Stored data entries:
....................

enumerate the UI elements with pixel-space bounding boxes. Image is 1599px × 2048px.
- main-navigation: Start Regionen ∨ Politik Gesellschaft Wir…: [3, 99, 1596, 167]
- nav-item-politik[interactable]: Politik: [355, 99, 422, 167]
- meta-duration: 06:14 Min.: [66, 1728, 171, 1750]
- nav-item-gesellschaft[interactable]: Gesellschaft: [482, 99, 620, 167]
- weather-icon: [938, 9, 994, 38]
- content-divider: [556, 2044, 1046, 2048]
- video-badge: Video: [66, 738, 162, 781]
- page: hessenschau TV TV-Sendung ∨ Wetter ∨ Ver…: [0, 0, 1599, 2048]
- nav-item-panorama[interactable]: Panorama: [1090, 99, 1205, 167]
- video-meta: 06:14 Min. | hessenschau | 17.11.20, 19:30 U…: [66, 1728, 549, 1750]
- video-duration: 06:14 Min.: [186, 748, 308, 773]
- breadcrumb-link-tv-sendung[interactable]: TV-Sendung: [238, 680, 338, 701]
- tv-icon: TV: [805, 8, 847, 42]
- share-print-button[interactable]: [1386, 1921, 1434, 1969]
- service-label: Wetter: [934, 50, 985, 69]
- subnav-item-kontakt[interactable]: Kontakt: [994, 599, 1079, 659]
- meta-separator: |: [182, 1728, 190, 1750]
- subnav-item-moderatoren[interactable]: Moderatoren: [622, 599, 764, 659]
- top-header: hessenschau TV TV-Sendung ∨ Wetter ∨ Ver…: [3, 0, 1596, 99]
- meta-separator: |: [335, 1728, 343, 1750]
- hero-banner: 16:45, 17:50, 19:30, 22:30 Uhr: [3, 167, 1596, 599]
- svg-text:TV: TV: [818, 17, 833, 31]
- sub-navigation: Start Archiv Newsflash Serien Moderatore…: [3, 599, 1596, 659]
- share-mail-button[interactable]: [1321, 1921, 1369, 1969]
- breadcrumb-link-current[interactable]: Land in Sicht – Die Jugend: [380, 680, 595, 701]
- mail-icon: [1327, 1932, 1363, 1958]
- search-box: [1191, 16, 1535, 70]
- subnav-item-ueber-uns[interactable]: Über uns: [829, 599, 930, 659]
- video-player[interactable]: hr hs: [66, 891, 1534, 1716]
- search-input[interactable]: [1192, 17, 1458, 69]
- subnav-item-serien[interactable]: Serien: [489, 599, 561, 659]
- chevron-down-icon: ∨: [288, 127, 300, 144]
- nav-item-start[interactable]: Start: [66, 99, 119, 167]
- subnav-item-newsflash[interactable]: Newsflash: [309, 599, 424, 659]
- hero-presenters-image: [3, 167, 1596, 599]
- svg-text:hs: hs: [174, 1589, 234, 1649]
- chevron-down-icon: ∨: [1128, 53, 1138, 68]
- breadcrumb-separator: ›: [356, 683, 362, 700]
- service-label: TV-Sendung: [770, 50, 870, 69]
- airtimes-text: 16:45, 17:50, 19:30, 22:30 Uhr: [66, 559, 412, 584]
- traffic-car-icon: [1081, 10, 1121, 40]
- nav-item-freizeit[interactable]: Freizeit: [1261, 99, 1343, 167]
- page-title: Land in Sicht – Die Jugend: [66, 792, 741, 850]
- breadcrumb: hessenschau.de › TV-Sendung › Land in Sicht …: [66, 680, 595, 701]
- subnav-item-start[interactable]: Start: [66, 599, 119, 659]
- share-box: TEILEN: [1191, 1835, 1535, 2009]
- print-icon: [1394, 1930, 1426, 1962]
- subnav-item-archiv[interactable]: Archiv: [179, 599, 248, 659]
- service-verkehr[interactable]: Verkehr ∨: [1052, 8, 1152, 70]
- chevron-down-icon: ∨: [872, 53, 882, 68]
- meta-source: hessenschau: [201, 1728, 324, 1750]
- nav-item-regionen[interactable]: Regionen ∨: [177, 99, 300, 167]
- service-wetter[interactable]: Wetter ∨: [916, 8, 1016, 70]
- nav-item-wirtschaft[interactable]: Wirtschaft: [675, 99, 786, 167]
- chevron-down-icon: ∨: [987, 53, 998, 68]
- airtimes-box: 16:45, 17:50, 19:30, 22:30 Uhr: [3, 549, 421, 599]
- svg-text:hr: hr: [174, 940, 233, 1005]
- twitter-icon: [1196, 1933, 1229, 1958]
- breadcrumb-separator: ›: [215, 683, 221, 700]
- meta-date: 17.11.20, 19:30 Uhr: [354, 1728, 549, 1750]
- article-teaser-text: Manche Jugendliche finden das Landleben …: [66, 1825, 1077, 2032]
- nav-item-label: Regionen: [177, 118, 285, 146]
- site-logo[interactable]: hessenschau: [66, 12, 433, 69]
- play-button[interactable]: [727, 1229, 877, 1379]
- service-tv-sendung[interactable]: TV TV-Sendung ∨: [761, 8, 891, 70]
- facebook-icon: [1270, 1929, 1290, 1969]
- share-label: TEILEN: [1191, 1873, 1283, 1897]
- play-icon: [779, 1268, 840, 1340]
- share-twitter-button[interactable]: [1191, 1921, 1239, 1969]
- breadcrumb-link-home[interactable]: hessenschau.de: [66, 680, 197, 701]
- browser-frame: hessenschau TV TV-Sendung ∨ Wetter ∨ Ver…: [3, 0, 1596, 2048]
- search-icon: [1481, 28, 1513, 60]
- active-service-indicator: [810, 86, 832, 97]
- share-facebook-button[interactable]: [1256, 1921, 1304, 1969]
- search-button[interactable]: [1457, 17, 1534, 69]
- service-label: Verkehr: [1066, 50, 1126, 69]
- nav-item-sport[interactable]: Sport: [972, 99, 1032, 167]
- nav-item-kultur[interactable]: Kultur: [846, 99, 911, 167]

....................

What is required: Pick out every line in the items above that contains the string "print", and copy each one in full.

Answer to the problem:
- share-print-button[interactable]: [1386, 1921, 1434, 1969]
- print-icon: [1394, 1930, 1426, 1962]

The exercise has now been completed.